§ TO DO
Quote, word for word, every line starting at the line that contains "What text is on this page?" and ending with the last line of the records; include both of these lines and no others.

[Dataset items]
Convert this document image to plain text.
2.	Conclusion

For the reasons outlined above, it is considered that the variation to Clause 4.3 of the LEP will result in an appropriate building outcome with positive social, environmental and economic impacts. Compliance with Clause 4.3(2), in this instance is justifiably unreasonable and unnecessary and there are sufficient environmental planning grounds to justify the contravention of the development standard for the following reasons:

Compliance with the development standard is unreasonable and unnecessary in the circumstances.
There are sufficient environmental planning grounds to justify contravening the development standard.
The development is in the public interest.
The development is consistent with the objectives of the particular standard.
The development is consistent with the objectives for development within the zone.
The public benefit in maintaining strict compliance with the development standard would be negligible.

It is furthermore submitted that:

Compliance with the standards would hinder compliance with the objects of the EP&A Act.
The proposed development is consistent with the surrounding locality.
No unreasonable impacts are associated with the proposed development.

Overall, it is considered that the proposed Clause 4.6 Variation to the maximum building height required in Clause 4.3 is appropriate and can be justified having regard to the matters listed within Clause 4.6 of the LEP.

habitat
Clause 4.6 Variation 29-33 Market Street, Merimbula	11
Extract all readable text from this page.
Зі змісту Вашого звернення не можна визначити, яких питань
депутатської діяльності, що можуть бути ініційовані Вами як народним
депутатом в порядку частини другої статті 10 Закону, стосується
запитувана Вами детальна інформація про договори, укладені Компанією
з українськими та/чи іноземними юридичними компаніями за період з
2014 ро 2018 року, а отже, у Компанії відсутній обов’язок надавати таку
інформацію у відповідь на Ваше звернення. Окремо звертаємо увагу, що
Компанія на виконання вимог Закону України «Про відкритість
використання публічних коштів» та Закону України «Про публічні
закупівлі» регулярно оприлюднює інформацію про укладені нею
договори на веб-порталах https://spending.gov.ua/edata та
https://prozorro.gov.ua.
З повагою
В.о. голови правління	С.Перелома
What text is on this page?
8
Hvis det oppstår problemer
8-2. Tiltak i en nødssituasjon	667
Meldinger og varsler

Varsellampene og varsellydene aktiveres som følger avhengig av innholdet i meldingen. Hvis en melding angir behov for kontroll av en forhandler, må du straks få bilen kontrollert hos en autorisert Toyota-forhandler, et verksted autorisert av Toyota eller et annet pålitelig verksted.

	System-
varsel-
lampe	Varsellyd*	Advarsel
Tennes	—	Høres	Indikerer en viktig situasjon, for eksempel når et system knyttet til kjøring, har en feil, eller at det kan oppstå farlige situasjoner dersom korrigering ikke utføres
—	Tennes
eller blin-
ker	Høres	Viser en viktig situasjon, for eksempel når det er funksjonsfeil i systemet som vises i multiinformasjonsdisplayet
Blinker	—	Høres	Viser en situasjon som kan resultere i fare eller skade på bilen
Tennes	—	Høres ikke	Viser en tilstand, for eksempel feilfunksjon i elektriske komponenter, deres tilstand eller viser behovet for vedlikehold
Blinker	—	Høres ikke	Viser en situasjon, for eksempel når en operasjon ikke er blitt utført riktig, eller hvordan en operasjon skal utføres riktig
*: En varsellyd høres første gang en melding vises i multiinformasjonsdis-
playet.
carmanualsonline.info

§ WRITTEN ANSWER
What text is on this page?
8
Hvis det oppstår problemer
8-2. Tiltak i en nødssituasjon	667
Meldinger og varsler

Varsellampene og varsellydene aktiveres som følger avhengig av innholdet i meldingen. Hvis en melding angir behov for kontroll av en forhandler, må du straks få bilen kontrollert hos en autorisert Toyota-forhandler, et verksted autorisert av Toyota eller et annet pålitelig verksted.

	System-
varsel-
lampe	Varsellyd*	Advarsel
Tennes	—	Høres	Indikerer en viktig situasjon, for eksempel når et system knyttet til kjøring, har en feil, eller at det kan oppstå farlige situasjoner dersom korrigering ikke utføres
—	Tennes
eller blin-
ker	Høres	Viser en viktig situasjon, for eksempel når det er funksjonsfeil i systemet som vises i multiinformasjonsdisplayet
Blinker	—	Høres	Viser en situasjon som kan resultere i fare eller skade på bilen
Tennes	—	Høres ikke	Viser en tilstand, for eksempel feilfunksjon i elektriske komponenter, deres tilstand eller viser behovet for vedlikehold
Blinker	—	Høres ikke	Viser en situasjon, for eksempel når en operasjon ikke er blitt utført riktig, eller hvordan en operasjon skal utføres riktig
*: En varsellyd høres første gang en melding vises i multiinformasjonsdis-
playet.
carmanualsonline.info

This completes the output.